◆ THE PROBLEM:
Provide only the number of lines in the data below that contain the word "this".

## START RECORDS SHOWN

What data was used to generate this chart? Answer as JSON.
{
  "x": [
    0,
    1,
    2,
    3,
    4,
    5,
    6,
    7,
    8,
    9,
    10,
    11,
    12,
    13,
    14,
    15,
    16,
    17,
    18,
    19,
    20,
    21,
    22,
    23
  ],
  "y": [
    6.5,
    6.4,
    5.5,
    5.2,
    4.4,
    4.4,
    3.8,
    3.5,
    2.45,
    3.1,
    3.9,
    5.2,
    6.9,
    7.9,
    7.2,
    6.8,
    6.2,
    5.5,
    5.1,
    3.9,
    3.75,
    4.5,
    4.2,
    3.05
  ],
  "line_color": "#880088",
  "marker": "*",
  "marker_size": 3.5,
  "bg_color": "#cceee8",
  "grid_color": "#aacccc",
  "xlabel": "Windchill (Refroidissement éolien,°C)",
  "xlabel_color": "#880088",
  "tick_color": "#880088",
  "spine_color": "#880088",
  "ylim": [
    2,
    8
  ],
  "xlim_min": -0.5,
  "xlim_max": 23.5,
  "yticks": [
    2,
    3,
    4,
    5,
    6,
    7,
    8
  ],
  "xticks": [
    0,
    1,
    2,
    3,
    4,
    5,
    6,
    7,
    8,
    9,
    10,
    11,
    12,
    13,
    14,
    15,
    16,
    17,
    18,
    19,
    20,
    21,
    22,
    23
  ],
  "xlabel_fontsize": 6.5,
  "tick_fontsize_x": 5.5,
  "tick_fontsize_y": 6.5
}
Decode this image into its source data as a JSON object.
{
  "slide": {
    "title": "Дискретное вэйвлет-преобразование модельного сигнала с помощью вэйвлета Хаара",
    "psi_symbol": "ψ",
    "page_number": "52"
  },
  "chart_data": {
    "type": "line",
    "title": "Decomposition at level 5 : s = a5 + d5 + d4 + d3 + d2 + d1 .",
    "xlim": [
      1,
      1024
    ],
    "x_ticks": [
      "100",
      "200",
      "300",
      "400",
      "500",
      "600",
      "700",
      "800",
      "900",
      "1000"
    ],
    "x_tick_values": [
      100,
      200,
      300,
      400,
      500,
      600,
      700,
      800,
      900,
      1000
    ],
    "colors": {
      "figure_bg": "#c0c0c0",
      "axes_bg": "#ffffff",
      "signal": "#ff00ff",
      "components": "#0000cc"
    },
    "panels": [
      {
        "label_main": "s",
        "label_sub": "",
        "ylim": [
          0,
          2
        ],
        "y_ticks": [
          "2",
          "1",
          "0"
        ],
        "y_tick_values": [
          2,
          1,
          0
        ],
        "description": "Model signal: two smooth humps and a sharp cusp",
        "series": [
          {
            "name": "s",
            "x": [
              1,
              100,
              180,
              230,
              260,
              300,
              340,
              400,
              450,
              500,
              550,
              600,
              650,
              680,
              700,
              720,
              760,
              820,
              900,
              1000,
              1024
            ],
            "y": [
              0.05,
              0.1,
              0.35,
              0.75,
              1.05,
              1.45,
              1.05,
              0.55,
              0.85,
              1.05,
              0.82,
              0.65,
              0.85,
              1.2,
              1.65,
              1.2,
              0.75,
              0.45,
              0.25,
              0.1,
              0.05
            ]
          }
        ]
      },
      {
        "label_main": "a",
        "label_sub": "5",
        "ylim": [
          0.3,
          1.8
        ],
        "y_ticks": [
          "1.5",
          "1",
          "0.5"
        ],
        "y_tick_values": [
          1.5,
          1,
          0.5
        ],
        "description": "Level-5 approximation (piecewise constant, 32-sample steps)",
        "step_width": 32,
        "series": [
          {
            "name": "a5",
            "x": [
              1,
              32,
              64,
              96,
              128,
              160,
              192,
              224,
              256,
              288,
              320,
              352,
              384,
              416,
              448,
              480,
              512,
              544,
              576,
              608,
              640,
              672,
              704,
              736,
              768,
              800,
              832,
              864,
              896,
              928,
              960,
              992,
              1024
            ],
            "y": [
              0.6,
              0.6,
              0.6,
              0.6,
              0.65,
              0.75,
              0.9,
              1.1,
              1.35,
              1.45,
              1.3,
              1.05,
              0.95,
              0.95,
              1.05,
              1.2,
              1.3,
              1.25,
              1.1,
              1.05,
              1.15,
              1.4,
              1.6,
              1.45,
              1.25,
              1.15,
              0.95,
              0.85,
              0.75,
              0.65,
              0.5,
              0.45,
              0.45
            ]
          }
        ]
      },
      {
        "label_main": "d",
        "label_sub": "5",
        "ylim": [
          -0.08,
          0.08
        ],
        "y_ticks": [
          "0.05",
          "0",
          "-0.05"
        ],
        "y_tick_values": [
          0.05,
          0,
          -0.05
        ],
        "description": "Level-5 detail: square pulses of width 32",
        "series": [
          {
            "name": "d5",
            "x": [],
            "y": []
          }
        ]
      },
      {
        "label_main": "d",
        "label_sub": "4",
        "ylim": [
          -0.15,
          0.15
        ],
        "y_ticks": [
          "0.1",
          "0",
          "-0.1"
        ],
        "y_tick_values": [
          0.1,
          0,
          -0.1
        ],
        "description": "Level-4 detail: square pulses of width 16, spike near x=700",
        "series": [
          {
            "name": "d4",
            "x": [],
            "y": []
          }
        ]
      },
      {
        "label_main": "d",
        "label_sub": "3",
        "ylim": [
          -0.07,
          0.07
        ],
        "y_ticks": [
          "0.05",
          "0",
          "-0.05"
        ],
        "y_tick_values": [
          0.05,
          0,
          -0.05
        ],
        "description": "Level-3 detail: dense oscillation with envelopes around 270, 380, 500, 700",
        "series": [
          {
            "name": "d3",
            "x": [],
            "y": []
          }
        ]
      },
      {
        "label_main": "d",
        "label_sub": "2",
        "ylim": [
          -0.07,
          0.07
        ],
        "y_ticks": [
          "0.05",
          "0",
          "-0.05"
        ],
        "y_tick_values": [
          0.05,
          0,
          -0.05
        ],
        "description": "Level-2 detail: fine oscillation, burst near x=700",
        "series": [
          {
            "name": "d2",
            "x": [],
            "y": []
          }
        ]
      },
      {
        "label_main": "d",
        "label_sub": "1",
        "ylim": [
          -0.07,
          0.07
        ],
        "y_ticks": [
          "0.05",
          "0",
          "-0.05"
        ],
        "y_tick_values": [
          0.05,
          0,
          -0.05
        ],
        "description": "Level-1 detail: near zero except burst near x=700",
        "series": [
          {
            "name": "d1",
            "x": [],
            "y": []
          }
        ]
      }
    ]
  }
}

## END RECORDS SHOWN

◆ EXPECTED ANSWER:
2